» Exercise data
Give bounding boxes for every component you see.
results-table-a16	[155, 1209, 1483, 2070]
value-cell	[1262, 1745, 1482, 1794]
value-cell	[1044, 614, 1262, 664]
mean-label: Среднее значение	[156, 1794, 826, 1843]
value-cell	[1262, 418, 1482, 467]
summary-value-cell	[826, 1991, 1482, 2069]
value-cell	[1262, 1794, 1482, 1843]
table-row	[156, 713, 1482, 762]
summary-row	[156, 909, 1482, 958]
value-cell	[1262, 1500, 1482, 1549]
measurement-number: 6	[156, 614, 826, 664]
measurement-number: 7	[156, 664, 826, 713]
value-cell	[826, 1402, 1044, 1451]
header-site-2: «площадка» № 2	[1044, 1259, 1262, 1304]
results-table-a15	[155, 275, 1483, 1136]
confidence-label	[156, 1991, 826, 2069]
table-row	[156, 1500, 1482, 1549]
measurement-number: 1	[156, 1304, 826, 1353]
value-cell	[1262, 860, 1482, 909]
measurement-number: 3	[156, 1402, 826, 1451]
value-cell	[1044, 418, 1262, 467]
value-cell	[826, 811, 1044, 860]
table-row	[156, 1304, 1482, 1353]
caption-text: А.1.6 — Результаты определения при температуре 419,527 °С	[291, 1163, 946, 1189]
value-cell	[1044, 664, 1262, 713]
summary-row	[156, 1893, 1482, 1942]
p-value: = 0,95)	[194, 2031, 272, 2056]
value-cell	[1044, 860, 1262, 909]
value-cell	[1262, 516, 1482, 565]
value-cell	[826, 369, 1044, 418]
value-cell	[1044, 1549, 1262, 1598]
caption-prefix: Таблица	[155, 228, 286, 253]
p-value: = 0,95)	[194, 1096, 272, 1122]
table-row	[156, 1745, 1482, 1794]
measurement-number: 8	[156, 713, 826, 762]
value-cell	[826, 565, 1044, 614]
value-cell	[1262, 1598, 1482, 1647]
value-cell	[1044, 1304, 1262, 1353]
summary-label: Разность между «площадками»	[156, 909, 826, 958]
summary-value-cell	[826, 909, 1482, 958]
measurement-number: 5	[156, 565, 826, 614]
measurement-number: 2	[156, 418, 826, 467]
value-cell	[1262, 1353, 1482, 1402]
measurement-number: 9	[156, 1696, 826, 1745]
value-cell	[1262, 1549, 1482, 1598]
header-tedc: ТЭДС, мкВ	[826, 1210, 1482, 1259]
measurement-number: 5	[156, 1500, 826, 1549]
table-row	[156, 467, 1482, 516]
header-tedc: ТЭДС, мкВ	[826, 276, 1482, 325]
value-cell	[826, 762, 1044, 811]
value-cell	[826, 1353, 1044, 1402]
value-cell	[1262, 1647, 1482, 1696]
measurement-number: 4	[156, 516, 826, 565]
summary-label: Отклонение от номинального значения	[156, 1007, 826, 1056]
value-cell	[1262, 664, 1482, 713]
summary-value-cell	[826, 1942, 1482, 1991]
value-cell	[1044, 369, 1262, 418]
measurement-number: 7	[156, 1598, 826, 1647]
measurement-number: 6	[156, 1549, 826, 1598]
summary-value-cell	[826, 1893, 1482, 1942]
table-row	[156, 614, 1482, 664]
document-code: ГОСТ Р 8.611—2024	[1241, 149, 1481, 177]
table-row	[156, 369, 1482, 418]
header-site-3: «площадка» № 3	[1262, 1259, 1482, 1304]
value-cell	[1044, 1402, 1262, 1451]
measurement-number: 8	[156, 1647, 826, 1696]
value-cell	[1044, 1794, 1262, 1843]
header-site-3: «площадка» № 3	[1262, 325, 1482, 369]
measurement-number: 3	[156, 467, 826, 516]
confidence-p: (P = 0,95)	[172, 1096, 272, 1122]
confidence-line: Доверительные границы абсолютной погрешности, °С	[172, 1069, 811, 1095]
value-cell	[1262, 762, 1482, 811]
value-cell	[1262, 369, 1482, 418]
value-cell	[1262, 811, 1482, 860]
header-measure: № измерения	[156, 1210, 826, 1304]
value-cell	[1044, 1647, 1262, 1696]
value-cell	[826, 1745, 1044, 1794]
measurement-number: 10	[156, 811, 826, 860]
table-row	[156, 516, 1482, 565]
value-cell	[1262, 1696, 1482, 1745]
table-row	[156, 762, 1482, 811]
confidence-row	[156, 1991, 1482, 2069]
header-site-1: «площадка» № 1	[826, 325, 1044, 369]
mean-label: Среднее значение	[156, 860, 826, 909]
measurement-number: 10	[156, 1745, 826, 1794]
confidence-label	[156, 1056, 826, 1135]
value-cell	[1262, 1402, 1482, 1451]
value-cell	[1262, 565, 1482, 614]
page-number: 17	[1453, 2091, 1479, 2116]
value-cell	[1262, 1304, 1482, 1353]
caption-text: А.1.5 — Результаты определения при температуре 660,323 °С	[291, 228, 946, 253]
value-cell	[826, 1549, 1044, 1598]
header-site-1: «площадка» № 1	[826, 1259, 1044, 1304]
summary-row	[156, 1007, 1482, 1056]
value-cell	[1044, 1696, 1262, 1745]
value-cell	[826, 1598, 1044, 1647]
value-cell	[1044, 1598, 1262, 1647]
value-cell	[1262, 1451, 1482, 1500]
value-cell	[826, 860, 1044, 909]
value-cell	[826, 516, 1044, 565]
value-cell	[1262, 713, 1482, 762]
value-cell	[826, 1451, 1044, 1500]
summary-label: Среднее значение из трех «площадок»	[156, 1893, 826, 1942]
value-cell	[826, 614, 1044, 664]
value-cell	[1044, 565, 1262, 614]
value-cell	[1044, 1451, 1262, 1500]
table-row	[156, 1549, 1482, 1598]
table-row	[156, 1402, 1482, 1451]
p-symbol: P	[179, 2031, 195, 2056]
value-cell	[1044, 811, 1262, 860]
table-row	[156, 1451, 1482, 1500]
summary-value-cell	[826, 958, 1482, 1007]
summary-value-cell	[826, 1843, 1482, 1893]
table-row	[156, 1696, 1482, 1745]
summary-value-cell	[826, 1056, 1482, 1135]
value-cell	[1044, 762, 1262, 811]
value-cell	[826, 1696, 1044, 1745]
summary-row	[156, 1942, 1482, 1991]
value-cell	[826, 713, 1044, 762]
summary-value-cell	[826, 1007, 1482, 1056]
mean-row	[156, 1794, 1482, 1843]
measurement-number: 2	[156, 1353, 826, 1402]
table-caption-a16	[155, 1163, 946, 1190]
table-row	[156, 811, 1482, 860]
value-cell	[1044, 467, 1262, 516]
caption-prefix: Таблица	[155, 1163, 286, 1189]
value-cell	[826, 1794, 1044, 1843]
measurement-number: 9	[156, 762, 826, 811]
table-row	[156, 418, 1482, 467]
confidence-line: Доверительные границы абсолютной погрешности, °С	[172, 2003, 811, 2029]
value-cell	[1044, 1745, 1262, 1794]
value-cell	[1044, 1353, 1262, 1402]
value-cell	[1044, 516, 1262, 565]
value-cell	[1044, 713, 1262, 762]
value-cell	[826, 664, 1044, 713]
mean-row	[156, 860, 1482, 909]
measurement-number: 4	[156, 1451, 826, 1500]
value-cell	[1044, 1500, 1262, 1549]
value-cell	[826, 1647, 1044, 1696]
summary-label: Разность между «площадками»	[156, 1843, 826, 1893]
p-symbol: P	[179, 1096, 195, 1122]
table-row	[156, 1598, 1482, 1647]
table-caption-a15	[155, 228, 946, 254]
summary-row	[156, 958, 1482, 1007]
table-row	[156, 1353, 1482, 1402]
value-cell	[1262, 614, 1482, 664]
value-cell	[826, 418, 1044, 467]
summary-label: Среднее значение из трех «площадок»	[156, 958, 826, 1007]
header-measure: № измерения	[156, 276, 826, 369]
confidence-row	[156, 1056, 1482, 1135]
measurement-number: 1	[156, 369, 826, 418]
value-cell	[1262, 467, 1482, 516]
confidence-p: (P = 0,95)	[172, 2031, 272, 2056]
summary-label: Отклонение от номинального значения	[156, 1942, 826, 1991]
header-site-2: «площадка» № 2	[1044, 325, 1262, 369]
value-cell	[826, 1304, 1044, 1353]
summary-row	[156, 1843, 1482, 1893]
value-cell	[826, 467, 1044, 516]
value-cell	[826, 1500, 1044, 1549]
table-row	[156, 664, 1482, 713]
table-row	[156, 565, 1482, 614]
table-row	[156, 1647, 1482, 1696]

» What is being asked
Render the entries from the first line through the line containing "418, 826, 467]" as a Markdown table with the columns Number and Text, numbering each line and skipping any blank ones.

» Completed task
| Number | Text |
|---|---|
| 1 | Give bounding boxes for every component you see. |
| 2 | results-table-a16	[155, 1209, 1483, 2070] |
| 3 | value-cell	[1262, 1745, 1482, 1794] |
| 4 | value-cell	[1044, 614, 1262, 664] |
| 5 | mean-label: Среднее значение	[156, 1794, 826, 1843] |
| 6 | value-cell	[1262, 418, 1482, 467] |
| 7 | summary-value-cell	[826, 1991, 1482, 2069] |
| 8 | value-cell	[1262, 1794, 1482, 1843] |
| 9 | table-row	[156, 713, 1482, 762] |
| 10 | summary-row	[156, 909, 1482, 958] |
| 11 | value-cell	[1262, 1500, 1482, 1549] |
| 12 | measurement-number: 6	[156, 614, 826, 664] |
| 13 | measurement-number: 7	[156, 664, 826, 713] |
| 14 | value-cell	[826, 1402, 1044, 1451] |
| 15 | header-site-2: «площадка» № 2	[1044, 1259, 1262, 1304] |
| 16 | results-table-a15	[155, 275, 1483, 1136] |
| 17 | confidence-label	[156, 1991, 826, 2069] |
| 18 | table-row	[156, 1500, 1482, 1549] |
| 19 | measurement-number: 1	[156, 1304, 826, 1353] |
| 20 | value-cell	[1262, 860, 1482, 909] |
| 21 | measurement-number: 3	[156, 1402, 826, 1451] |
| 22 | value-cell	[1044, 418, 1262, 467] |
| 23 | value-cell	[826, 811, 1044, 860] |
| 24 | table-row	[156, 1304, 1482, 1353] |
| 25 | caption-text: А.1.6 — Результаты определения при температуре 419,527 °С	[291, 1163, 946, 1189] |
| 26 | value-cell	[1044, 664, 1262, 713] |
| 27 | summary-row	[156, 1893, 1482, 1942] |
| 28 | p-value: = 0,95)	[194, 2031, 272, 2056] |
| 29 | value-cell	[1044, 860, 1262, 909] |
| 30 | value-cell	[1262, 516, 1482, 565] |
| 31 | value-cell	[826, 369, 1044, 418] |
| 32 | value-cell	[1044, 1549, 1262, 1598] |
| 33 | caption-prefix: Таблица	[155, 228, 286, 253] |
| 34 | p-value: = 0,95)	[194, 1096, 272, 1122] |
| 35 | table-row	[156, 1745, 1482, 1794] |
| 36 | measurement-number: 8	[156, 713, 826, 762] |
| 37 | value-cell	[826, 565, 1044, 614] |
| 38 | value-cell	[1262, 1598, 1482, 1647] |
| 39 | value-cell	[1044, 1304, 1262, 1353] |
| 40 | summary-label: Разность между «площадками»	[156, 909, 826, 958] |
| 41 | summary-value-cell	[826, 909, 1482, 958] |
| 42 | measurement-number: 5	[156, 565, 826, 614] |
| 43 | measurement-number: 2	[156, 418, 826, 467] |